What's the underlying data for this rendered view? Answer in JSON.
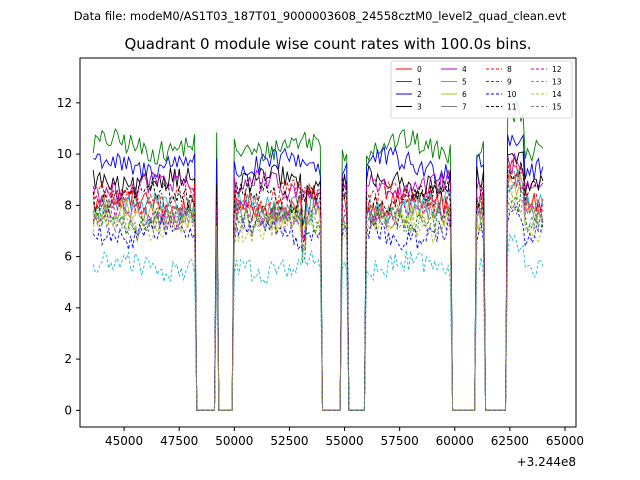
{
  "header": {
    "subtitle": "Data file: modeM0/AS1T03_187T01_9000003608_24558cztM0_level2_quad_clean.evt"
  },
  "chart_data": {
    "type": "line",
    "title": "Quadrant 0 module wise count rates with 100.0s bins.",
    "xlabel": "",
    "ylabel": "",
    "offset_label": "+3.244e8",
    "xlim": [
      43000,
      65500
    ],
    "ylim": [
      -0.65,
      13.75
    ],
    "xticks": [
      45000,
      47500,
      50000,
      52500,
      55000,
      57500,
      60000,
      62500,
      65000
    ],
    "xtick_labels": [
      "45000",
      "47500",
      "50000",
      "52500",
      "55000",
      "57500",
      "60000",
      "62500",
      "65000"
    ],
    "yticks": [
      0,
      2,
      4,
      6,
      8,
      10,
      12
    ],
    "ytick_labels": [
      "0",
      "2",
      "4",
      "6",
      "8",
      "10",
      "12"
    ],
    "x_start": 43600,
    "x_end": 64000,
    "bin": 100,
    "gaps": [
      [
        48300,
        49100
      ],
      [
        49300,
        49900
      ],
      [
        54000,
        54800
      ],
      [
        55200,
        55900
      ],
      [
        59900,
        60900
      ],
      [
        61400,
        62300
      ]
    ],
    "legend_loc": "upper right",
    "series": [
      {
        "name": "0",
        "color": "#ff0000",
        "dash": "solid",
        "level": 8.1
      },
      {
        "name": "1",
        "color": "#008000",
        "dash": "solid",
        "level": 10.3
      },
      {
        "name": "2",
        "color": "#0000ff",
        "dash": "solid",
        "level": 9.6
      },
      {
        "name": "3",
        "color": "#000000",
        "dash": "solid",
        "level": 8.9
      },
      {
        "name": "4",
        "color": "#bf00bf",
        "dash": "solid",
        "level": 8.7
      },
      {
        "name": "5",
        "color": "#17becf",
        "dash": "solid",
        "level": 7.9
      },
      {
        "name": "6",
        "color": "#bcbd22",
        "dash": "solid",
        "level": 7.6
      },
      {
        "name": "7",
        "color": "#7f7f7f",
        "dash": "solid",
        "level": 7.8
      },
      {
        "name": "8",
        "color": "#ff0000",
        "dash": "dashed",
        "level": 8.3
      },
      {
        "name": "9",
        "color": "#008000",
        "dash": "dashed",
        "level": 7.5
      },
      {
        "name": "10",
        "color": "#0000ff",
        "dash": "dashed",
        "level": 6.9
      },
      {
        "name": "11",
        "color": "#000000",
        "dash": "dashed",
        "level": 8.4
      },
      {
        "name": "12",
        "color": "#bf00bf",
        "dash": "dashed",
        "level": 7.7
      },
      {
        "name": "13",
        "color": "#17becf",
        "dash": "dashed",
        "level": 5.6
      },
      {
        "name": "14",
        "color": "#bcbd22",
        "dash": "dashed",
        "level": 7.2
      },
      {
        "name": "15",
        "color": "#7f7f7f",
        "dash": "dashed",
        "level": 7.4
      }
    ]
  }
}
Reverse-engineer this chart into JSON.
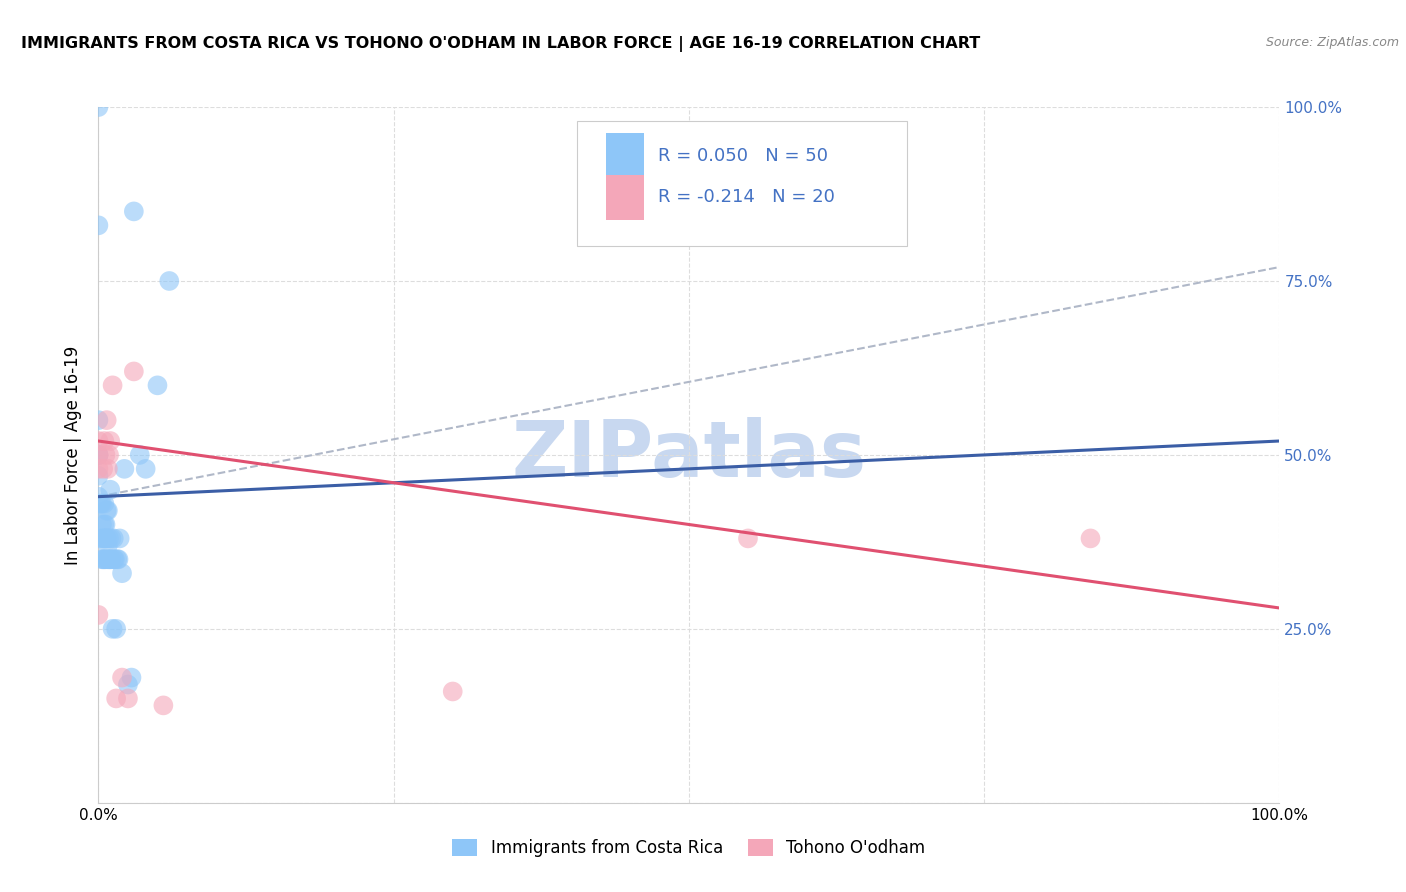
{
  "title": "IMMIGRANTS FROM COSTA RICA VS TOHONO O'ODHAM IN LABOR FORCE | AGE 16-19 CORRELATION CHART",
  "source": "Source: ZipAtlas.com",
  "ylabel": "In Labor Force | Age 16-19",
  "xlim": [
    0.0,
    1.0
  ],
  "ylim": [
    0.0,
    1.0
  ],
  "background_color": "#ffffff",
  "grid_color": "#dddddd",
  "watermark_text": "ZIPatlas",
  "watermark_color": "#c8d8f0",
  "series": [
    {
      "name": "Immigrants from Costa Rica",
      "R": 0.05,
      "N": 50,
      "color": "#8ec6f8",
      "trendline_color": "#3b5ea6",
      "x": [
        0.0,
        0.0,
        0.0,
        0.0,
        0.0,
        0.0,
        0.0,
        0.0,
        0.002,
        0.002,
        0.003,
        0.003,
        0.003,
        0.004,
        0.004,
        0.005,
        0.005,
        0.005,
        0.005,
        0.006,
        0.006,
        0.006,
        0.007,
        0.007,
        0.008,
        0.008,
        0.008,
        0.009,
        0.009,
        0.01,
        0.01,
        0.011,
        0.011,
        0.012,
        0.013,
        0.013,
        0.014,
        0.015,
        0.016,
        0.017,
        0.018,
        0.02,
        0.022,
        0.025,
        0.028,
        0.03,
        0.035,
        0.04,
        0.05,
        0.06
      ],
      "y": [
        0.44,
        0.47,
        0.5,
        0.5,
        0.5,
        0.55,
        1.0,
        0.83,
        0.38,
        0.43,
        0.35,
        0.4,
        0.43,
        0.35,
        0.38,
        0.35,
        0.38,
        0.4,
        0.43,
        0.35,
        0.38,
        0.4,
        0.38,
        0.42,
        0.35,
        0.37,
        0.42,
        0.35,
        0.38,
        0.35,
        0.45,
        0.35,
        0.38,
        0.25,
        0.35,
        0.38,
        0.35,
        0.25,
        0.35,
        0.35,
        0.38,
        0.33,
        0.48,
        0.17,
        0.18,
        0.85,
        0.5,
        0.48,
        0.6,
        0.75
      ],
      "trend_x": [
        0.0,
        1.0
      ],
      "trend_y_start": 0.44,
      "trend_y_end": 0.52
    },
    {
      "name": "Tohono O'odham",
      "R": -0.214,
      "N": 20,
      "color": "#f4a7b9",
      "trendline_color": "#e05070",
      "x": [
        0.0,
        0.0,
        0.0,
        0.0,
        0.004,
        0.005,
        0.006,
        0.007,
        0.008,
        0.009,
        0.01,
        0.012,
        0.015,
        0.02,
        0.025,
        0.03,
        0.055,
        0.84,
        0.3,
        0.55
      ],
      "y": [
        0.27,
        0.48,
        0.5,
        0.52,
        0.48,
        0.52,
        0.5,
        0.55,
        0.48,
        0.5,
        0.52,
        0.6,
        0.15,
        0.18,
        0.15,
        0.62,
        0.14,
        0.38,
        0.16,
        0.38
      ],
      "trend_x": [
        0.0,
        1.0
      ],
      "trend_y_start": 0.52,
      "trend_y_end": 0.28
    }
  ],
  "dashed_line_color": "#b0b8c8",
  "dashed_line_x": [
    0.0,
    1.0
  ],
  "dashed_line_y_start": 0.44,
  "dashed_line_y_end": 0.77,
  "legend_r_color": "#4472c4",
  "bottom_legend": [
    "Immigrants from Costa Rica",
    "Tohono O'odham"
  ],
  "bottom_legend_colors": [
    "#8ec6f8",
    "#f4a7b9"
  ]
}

● ● ● ●

:: Work to do ::
In your copy of the records, include no pictures; repeat everything else exactly.

:: Task result ::
What's the underlying data for this rendered view? Answer in JSON.
{
  "header": {
    "subtitle": "Data file: modeM0/AS1T03_187T01_9000003608_24558cztM0_level2_quad_clean.evt"
  },
  "chart_data": {
    "type": "line",
    "title": "Quadrant 0 module wise count rates with 100.0s bins.",
    "xlabel": "",
    "ylabel": "",
    "offset_label": "+3.244e8",
    "xlim": [
      43000,
      65500
    ],
    "ylim": [
      -0.65,
      13.75
    ],
    "xticks": [
      45000,
      47500,
      50000,
      52500,
      55000,
      57500,
      60000,
      62500,
      65000
    ],
    "xtick_labels": [
      "45000",
      "47500",
      "50000",
      "52500",
      "55000",
      "57500",
      "60000",
      "62500",
      "65000"
    ],
    "yticks": [
      0,
      2,
      4,
      6,
      8,
      10,
      12
    ],
    "ytick_labels": [
      "0",
      "2",
      "4",
      "6",
      "8",
      "10",
      "12"
    ],
    "x_start": 43600,
    "x_end": 64000,
    "bin": 100,
    "gaps": [
      [
        48300,
        49100
      ],
      [
        49300,
        49900
      ],
      [
        54000,
        54800
      ],
      [
        55200,
        55900
      ],
      [
        59900,
        60900
      ],
      [
        61400,
        62300
      ]
    ],
    "legend_loc": "upper right",
    "series": [
      {
        "name": "0",
        "color": "#ff0000",
        "dash": "solid",
        "level": 8.1
      },
      {
        "name": "1",
        "color": "#008000",
        "dash": "solid",
        "level": 10.3
      },
      {
        "name": "2",
        "color": "#0000ff",
        "dash": "solid",
        "level": 9.6
      },
      {
        "name": "3",
        "color": "#000000",
        "dash": "solid",
        "level": 8.9
      },
      {
        "name": "4",
        "color": "#bf00bf",
        "dash": "solid",
        "level": 8.7
      },
      {
        "name": "5",
        "color": "#17becf",
        "dash": "solid",
        "level": 7.9
      },
      {
        "name": "6",
        "color": "#bcbd22",
        "dash": "solid",
        "level": 7.6
      },
      {
        "name": "7",
        "color": "#7f7f7f",
        "dash": "solid",
        "level": 7.8
      },
      {
        "name": "8",
        "color": "#ff0000",
        "dash": "dashed",
        "level": 8.3
      },
      {
        "name": "9",
        "color": "#008000",
        "dash": "dashed",
        "level": 7.5
      },
      {
        "name": "10",
        "color": "#0000ff",
        "dash": "dashed",
        "level": 6.9
      },
      {
        "name": "11",
        "color": "#000000",
        "dash": "dashed",
        "level": 8.4
      },
      {
        "name": "12",
        "color": "#bf00bf",
        "dash": "dashed",
        "level": 7.7
      },
      {
        "name": "13",
        "color": "#17becf",
        "dash": "dashed",
        "level": 5.6
      },
      {
        "name": "14",
        "color": "#bcbd22",
        "dash": "dashed",
        "level": 7.2
      },
      {
        "name": "15",
        "color": "#7f7f7f",
        "dash": "dashed",
        "level": 7.4
      }
    ]
  }
}
Reverse-engineer this chart into JSON.
{
  "title": "IMMIGRANTS FROM COSTA RICA VS TOHONO O'ODHAM IN LABOR FORCE | AGE 16-19 CORRELATION CHART",
  "source": "Source: ZipAtlas.com",
  "ylabel": "In Labor Force | Age 16-19",
  "xlim": [
    0.0,
    1.0
  ],
  "ylim": [
    0.0,
    1.0
  ],
  "background_color": "#ffffff",
  "grid_color": "#dddddd",
  "watermark_text": "ZIPatlas",
  "watermark_color": "#c8d8f0",
  "series": [
    {
      "name": "Immigrants from Costa Rica",
      "R": 0.05,
      "N": 50,
      "color": "#8ec6f8",
      "trendline_color": "#3b5ea6",
      "x": [
        0.0,
        0.0,
        0.0,
        0.0,
        0.0,
        0.0,
        0.0,
        0.0,
        0.002,
        0.002,
        0.003,
        0.003,
        0.003,
        0.004,
        0.004,
        0.005,
        0.005,
        0.005,
        0.005,
        0.006,
        0.006,
        0.006,
        0.007,
        0.007,
        0.008,
        0.008,
        0.008,
        0.009,
        0.009,
        0.01,
        0.01,
        0.011,
        0.011,
        0.012,
        0.013,
        0.013,
        0.014,
        0.015,
        0.016,
        0.017,
        0.018,
        0.02,
        0.022,
        0.025,
        0.028,
        0.03,
        0.035,
        0.04,
        0.05,
        0.06
      ],
      "y": [
        0.44,
        0.47,
        0.5,
        0.5,
        0.5,
        0.55,
        1.0,
        0.83,
        0.38,
        0.43,
        0.35,
        0.4,
        0.43,
        0.35,
        0.38,
        0.35,
        0.38,
        0.4,
        0.43,
        0.35,
        0.38,
        0.4,
        0.38,
        0.42,
        0.35,
        0.37,
        0.42,
        0.35,
        0.38,
        0.35,
        0.45,
        0.35,
        0.38,
        0.25,
        0.35,
        0.38,
        0.35,
        0.25,
        0.35,
        0.35,
        0.38,
        0.33,
        0.48,
        0.17,
        0.18,
        0.85,
        0.5,
        0.48,
        0.6,
        0.75
      ],
      "trend_x": [
        0.0,
        1.0
      ],
      "trend_y_start": 0.44,
      "trend_y_end": 0.52
    },
    {
      "name": "Tohono O'odham",
      "R": -0.214,
      "N": 20,
      "color": "#f4a7b9",
      "trendline_color": "#e05070",
      "x": [
        0.0,
        0.0,
        0.0,
        0.0,
        0.004,
        0.005,
        0.006,
        0.007,
        0.008,
        0.009,
        0.01,
        0.012,
        0.015,
        0.02,
        0.025,
        0.03,
        0.055,
        0.84,
        0.3,
        0.55
      ],
      "y": [
        0.27,
        0.48,
        0.5,
        0.52,
        0.48,
        0.52,
        0.5,
        0.55,
        0.48,
        0.5,
        0.52,
        0.6,
        0.15,
        0.18,
        0.15,
        0.62,
        0.14,
        0.38,
        0.16,
        0.38
      ],
      "trend_x": [
        0.0,
        1.0
      ],
      "trend_y_start": 0.52,
      "trend_y_end": 0.28
    }
  ],
  "dashed_line_color": "#b0b8c8",
  "dashed_line_x": [
    0.0,
    1.0
  ],
  "dashed_line_y_start": 0.44,
  "dashed_line_y_end": 0.77,
  "legend_r_color": "#4472c4",
  "bottom_legend": [
    "Immigrants from Costa Rica",
    "Tohono O'odham"
  ],
  "bottom_legend_colors": [
    "#8ec6f8",
    "#f4a7b9"
  ]
}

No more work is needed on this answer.